Work required:
Output every line below exactly.

The input:
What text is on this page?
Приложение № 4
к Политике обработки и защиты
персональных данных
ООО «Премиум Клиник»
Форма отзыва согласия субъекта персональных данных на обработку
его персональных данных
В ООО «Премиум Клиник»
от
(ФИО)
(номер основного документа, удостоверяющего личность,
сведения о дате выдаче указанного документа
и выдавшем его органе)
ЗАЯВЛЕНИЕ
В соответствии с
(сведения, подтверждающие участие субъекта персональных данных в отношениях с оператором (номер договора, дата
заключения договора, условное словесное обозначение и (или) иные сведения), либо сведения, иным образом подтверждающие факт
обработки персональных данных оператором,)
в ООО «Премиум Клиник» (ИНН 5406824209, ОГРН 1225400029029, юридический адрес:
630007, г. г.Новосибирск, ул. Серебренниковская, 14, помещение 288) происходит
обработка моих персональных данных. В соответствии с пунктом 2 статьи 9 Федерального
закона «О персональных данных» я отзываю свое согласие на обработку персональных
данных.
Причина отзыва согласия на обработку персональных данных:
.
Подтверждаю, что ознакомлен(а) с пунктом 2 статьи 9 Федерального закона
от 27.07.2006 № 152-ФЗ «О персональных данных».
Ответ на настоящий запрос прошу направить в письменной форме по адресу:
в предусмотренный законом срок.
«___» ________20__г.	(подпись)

Response:
What text is on this page?
Приложение № 4
к Политике обработки и защиты
персональных данных
ООО «Премиум Клиник»
Форма отзыва согласия субъекта персональных данных на обработку
его персональных данных
В ООО «Премиум Клиник»
от
(ФИО)
(номер основного документа, удостоверяющего личность,
сведения о дате выдаче указанного документа
и выдавшем его органе)
ЗАЯВЛЕНИЕ
В соответствии с
(сведения, подтверждающие участие субъекта персональных данных в отношениях с оператором (номер договора, дата
заключения договора, условное словесное обозначение и (или) иные сведения), либо сведения, иным образом подтверждающие факт
обработки персональных данных оператором,)
в ООО «Премиум Клиник» (ИНН 5406824209, ОГРН 1225400029029, юридический адрес:
630007, г. г.Новосибирск, ул. Серебренниковская, 14, помещение 288) происходит
обработка моих персональных данных. В соответствии с пунктом 2 статьи 9 Федерального
закона «О персональных данных» я отзываю свое согласие на обработку персональных
данных.
Причина отзыва согласия на обработку персональных данных:
.
Подтверждаю, что ознакомлен(а) с пунктом 2 статьи 9 Федерального закона
от 27.07.2006 № 152-ФЗ «О персональных данных».
Ответ на настоящий запрос прошу направить в письменной форме по адресу:
в предусмотренный законом срок.
«___» ________20__г.	(подпись)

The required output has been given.